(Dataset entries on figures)
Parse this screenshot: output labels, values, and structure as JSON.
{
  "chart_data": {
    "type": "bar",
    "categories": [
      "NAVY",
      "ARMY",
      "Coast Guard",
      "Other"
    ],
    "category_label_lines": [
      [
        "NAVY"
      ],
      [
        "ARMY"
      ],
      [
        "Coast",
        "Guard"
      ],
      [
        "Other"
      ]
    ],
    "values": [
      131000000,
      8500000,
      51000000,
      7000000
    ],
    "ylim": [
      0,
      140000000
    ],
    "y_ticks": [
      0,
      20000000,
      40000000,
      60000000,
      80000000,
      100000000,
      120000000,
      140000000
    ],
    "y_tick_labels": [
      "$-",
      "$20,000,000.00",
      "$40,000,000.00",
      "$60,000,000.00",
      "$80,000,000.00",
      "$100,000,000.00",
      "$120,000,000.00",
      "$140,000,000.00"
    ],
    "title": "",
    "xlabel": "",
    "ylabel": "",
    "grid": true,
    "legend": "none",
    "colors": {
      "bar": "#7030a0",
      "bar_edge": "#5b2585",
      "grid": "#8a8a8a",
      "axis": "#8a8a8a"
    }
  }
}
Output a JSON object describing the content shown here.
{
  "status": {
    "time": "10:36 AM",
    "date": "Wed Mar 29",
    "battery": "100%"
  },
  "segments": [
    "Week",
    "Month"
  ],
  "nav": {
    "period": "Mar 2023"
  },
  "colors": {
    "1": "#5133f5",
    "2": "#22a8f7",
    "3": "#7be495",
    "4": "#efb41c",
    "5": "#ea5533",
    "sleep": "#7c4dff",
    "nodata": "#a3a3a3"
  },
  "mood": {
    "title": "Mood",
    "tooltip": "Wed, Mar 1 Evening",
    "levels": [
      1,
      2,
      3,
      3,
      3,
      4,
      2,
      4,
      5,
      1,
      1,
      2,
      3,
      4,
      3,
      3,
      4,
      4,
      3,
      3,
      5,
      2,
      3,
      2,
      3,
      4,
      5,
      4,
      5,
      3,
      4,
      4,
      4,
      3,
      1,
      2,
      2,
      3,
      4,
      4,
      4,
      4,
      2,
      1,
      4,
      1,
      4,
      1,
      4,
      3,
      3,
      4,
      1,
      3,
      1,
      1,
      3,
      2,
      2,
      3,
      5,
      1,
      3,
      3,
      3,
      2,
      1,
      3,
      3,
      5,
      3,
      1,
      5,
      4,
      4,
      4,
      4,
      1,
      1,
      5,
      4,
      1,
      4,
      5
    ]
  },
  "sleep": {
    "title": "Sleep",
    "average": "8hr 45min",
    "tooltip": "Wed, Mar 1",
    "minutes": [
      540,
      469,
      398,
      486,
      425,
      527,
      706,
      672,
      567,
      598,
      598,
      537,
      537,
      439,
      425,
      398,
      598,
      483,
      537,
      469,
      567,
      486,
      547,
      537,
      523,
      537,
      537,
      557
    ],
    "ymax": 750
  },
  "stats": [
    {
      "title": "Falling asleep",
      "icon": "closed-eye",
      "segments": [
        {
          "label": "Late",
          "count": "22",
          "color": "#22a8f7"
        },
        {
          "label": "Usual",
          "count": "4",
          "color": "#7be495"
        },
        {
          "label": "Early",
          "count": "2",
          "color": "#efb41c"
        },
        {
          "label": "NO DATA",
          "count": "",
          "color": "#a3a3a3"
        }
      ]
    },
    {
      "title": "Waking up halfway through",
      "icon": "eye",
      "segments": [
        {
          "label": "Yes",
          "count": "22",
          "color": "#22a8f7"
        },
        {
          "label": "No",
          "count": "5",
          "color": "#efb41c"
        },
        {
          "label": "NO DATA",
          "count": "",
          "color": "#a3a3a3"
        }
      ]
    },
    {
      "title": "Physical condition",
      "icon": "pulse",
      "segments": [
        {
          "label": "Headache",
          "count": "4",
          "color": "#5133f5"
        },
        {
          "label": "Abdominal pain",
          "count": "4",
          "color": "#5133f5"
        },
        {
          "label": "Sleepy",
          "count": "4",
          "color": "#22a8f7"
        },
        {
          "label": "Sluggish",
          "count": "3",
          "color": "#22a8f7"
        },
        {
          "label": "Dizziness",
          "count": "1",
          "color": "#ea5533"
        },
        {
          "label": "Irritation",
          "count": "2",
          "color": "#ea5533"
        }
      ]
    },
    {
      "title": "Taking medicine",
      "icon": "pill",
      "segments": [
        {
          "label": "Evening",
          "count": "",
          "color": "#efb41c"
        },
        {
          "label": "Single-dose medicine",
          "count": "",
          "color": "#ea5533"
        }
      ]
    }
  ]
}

The request – Emit the full listing verbatim.

Solution below –
Parse this screenshot: output labels, values, and structure as JSON.
{
  "chart_data": {
    "type": "bar",
    "categories": [
      "NAVY",
      "ARMY",
      "Coast Guard",
      "Other"
    ],
    "category_label_lines": [
      [
        "NAVY"
      ],
      [
        "ARMY"
      ],
      [
        "Coast",
        "Guard"
      ],
      [
        "Other"
      ]
    ],
    "values": [
      131000000,
      8500000,
      51000000,
      7000000
    ],
    "ylim": [
      0,
      140000000
    ],
    "y_ticks": [
      0,
      20000000,
      40000000,
      60000000,
      80000000,
      100000000,
      120000000,
      140000000
    ],
    "y_tick_labels": [
      "$-",
      "$20,000,000.00",
      "$40,000,000.00",
      "$60,000,000.00",
      "$80,000,000.00",
      "$100,000,000.00",
      "$120,000,000.00",
      "$140,000,000.00"
    ],
    "title": "",
    "xlabel": "",
    "ylabel": "",
    "grid": true,
    "legend": "none",
    "colors": {
      "bar": "#7030a0",
      "bar_edge": "#5b2585",
      "grid": "#8a8a8a",
      "axis": "#8a8a8a"
    }
  }
}
Output a JSON object describing the content shown here.
{
  "status": {
    "time": "10:36 AM",
    "date": "Wed Mar 29",
    "battery": "100%"
  },
  "segments": [
    "Week",
    "Month"
  ],
  "nav": {
    "period": "Mar 2023"
  },
  "colors": {
    "1": "#5133f5",
    "2": "#22a8f7",
    "3": "#7be495",
    "4": "#efb41c",
    "5": "#ea5533",
    "sleep": "#7c4dff",
    "nodata": "#a3a3a3"
  },
  "mood": {
    "title": "Mood",
    "tooltip": "Wed, Mar 1 Evening",
    "levels": [
      1,
      2,
      3,
      3,
      3,
      4,
      2,
      4,
      5,
      1,
      1,
      2,
      3,
      4,
      3,
      3,
      4,
      4,
      3,
      3,
      5,
      2,
      3,
      2,
      3,
      4,
      5,
      4,
      5,
      3,
      4,
      4,
      4,
      3,
      1,
      2,
      2,
      3,
      4,
      4,
      4,
      4,
      2,
      1,
      4,
      1,
      4,
      1,
      4,
      3,
      3,
      4,
      1,
      3,
      1,
      1,
      3,
      2,
      2,
      3,
      5,
      1,
      3,
      3,
      3,
      2,
      1,
      3,
      3,
      5,
      3,
      1,
      5,
      4,
      4,
      4,
      4,
      1,
      1,
      5,
      4,
      1,
      4,
      5
    ]
  },
  "sleep": {
    "title": "Sleep",
    "average": "8hr 45min",
    "tooltip": "Wed, Mar 1",
    "minutes": [
      540,
      469,
      398,
      486,
      425,
      527,
      706,
      672,
      567,
      598,
      598,
      537,
      537,
      439,
      425,
      398,
      598,
      483,
      537,
      469,
      567,
      486,
      547,
      537,
      523,
      537,
      537,
      557
    ],
    "ymax": 750
  },
  "stats": [
    {
      "title": "Falling asleep",
      "icon": "closed-eye",
      "segments": [
        {
          "label": "Late",
          "count": "22",
          "color": "#22a8f7"
        },
        {
          "label": "Usual",
          "count": "4",
          "color": "#7be495"
        },
        {
          "label": "Early",
          "count": "2",
          "color": "#efb41c"
        },
        {
          "label": "NO DATA",
          "count": "",
          "color": "#a3a3a3"
        }
      ]
    },
    {
      "title": "Waking up halfway through",
      "icon": "eye",
      "segments": [
        {
          "label": "Yes",
          "count": "22",
          "color": "#22a8f7"
        },
        {
          "label": "No",
          "count": "5",
          "color": "#efb41c"
        },
        {
          "label": "NO DATA",
          "count": "",
          "color": "#a3a3a3"
        }
      ]
    },
    {
      "title": "Physical condition",
      "icon": "pulse",
      "segments": [
        {
          "label": "Headache",
          "count": "4",
          "color": "#5133f5"
        },
        {
          "label": "Abdominal pain",
          "count": "4",
          "color": "#5133f5"
        },
        {
          "label": "Sleepy",
          "count": "4",
          "color": "#22a8f7"
        },
        {
          "label": "Sluggish",
          "count": "3",
          "color": "#22a8f7"
        },
        {
          "label": "Dizziness",
          "count": "1",
          "color": "#ea5533"
        },
        {
          "label": "Irritation",
          "count": "2",
          "color": "#ea5533"
        }
      ]
    },
    {
      "title": "Taking medicine",
      "icon": "pill",
      "segments": [
        {
          "label": "Evening",
          "count": "",
          "color": "#efb41c"
        },
        {
          "label": "Single-dose medicine",
          "count": "",
          "color": "#ea5533"
        }
      ]
    }
  ]
}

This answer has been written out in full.